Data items
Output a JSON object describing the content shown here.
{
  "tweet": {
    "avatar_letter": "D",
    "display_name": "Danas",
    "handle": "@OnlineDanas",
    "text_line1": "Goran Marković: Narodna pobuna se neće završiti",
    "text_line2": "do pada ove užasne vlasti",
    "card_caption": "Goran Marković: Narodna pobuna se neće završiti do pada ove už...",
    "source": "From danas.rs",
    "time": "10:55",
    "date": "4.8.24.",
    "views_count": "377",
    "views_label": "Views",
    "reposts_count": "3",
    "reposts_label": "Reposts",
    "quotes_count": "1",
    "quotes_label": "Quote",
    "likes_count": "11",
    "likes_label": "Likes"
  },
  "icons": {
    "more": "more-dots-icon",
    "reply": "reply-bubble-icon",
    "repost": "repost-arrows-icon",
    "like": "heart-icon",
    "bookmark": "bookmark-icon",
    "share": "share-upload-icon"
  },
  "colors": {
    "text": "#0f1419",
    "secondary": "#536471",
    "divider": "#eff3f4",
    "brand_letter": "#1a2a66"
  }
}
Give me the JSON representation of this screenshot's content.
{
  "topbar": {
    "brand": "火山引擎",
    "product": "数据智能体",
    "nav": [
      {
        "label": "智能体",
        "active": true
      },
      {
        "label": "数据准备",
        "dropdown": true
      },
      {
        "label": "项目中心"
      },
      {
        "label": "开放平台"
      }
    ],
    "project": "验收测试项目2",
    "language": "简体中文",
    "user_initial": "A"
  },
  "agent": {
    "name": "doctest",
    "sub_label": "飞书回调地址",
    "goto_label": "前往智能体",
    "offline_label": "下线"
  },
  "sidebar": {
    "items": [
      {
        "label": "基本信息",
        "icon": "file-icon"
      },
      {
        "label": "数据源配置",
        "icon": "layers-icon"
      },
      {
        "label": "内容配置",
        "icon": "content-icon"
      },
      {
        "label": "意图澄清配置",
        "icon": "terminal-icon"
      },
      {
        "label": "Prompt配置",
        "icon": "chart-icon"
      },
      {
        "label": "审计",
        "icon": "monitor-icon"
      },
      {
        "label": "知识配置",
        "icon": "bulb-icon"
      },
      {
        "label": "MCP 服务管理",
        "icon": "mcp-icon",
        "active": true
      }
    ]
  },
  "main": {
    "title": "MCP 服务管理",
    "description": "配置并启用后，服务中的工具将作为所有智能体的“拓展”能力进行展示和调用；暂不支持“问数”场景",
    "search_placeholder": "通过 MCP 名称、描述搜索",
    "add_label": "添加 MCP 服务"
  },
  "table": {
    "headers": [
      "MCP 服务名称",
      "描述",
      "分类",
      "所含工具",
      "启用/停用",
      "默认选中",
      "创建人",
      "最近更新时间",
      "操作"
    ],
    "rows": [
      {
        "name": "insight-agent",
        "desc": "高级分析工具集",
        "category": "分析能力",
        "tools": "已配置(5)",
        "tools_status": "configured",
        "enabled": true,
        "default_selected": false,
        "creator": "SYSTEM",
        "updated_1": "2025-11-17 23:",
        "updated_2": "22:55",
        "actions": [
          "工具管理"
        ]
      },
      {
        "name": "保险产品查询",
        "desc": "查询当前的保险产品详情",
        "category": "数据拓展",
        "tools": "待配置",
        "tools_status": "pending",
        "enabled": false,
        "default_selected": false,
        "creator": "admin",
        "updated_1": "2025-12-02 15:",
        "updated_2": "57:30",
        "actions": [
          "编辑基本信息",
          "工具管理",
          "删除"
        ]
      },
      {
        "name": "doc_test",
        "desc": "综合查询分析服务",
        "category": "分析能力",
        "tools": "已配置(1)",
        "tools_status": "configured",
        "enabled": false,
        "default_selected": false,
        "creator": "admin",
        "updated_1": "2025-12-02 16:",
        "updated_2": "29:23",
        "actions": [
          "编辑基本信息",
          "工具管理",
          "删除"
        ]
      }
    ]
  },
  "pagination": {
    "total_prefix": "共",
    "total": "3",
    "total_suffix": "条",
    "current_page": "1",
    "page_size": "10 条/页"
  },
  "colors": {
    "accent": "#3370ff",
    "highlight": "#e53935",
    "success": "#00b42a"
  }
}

[STATED PROBLEM]
Retype the data exactly as given.

[THE ANSWER]
Output a JSON object describing the content shown here.
{
  "tweet": {
    "avatar_letter": "D",
    "display_name": "Danas",
    "handle": "@OnlineDanas",
    "text_line1": "Goran Marković: Narodna pobuna se neće završiti",
    "text_line2": "do pada ove užasne vlasti",
    "card_caption": "Goran Marković: Narodna pobuna se neće završiti do pada ove už...",
    "source": "From danas.rs",
    "time": "10:55",
    "date": "4.8.24.",
    "views_count": "377",
    "views_label": "Views",
    "reposts_count": "3",
    "reposts_label": "Reposts",
    "quotes_count": "1",
    "quotes_label": "Quote",
    "likes_count": "11",
    "likes_label": "Likes"
  },
  "icons": {
    "more": "more-dots-icon",
    "reply": "reply-bubble-icon",
    "repost": "repost-arrows-icon",
    "like": "heart-icon",
    "bookmark": "bookmark-icon",
    "share": "share-upload-icon"
  },
  "colors": {
    "text": "#0f1419",
    "secondary": "#536471",
    "divider": "#eff3f4",
    "brand_letter": "#1a2a66"
  }
}
Give me the JSON representation of this screenshot's content.
{
  "topbar": {
    "brand": "火山引擎",
    "product": "数据智能体",
    "nav": [
      {
        "label": "智能体",
        "active": true
      },
      {
        "label": "数据准备",
        "dropdown": true
      },
      {
        "label": "项目中心"
      },
      {
        "label": "开放平台"
      }
    ],
    "project": "验收测试项目2",
    "language": "简体中文",
    "user_initial": "A"
  },
  "agent": {
    "name": "doctest",
    "sub_label": "飞书回调地址",
    "goto_label": "前往智能体",
    "offline_label": "下线"
  },
  "sidebar": {
    "items": [
      {
        "label": "基本信息",
        "icon": "file-icon"
      },
      {
        "label": "数据源配置",
        "icon": "layers-icon"
      },
      {
        "label": "内容配置",
        "icon": "content-icon"
      },
      {
        "label": "意图澄清配置",
        "icon": "terminal-icon"
      },
      {
        "label": "Prompt配置",
        "icon": "chart-icon"
      },
      {
        "label": "审计",
        "icon": "monitor-icon"
      },
      {
        "label": "知识配置",
        "icon": "bulb-icon"
      },
      {
        "label": "MCP 服务管理",
        "icon": "mcp-icon",
        "active": true
      }
    ]
  },
  "main": {
    "title": "MCP 服务管理",
    "description": "配置并启用后，服务中的工具将作为所有智能体的“拓展”能力进行展示和调用；暂不支持“问数”场景",
    "search_placeholder": "通过 MCP 名称、描述搜索",
    "add_label": "添加 MCP 服务"
  },
  "table": {
    "headers": [
      "MCP 服务名称",
      "描述",
      "分类",
      "所含工具",
      "启用/停用",
      "默认选中",
      "创建人",
      "最近更新时间",
      "操作"
    ],
    "rows": [
      {
        "name": "insight-agent",
        "desc": "高级分析工具集",
        "category": "分析能力",
        "tools": "已配置(5)",
        "tools_status": "configured",
        "enabled": true,
        "default_selected": false,
        "creator": "SYSTEM",
        "updated_1": "2025-11-17 23:",
        "updated_2": "22:55",
        "actions": [
          "工具管理"
        ]
      },
      {
        "name": "保险产品查询",
        "desc": "查询当前的保险产品详情",
        "category": "数据拓展",
        "tools": "待配置",
        "tools_status": "pending",
        "enabled": false,
        "default_selected": false,
        "creator": "admin",
        "updated_1": "2025-12-02 15:",
        "updated_2": "57:30",
        "actions": [
          "编辑基本信息",
          "工具管理",
          "删除"
        ]
      },
      {
        "name": "doc_test",
        "desc": "综合查询分析服务",
        "category": "分析能力",
        "tools": "已配置(1)",
        "tools_status": "configured",
        "enabled": false,
        "default_selected": false,
        "creator": "admin",
        "updated_1": "2025-12-02 16:",
        "updated_2": "29:23",
        "actions": [
          "编辑基本信息",
          "工具管理",
          "删除"
        ]
      }
    ]
  },
  "pagination": {
    "total_prefix": "共",
    "total": "3",
    "total_suffix": "条",
    "current_page": "1",
    "page_size": "10 条/页"
  },
  "colors": {
    "accent": "#3370ff",
    "highlight": "#e53935",
    "success": "#00b42a"
  }
}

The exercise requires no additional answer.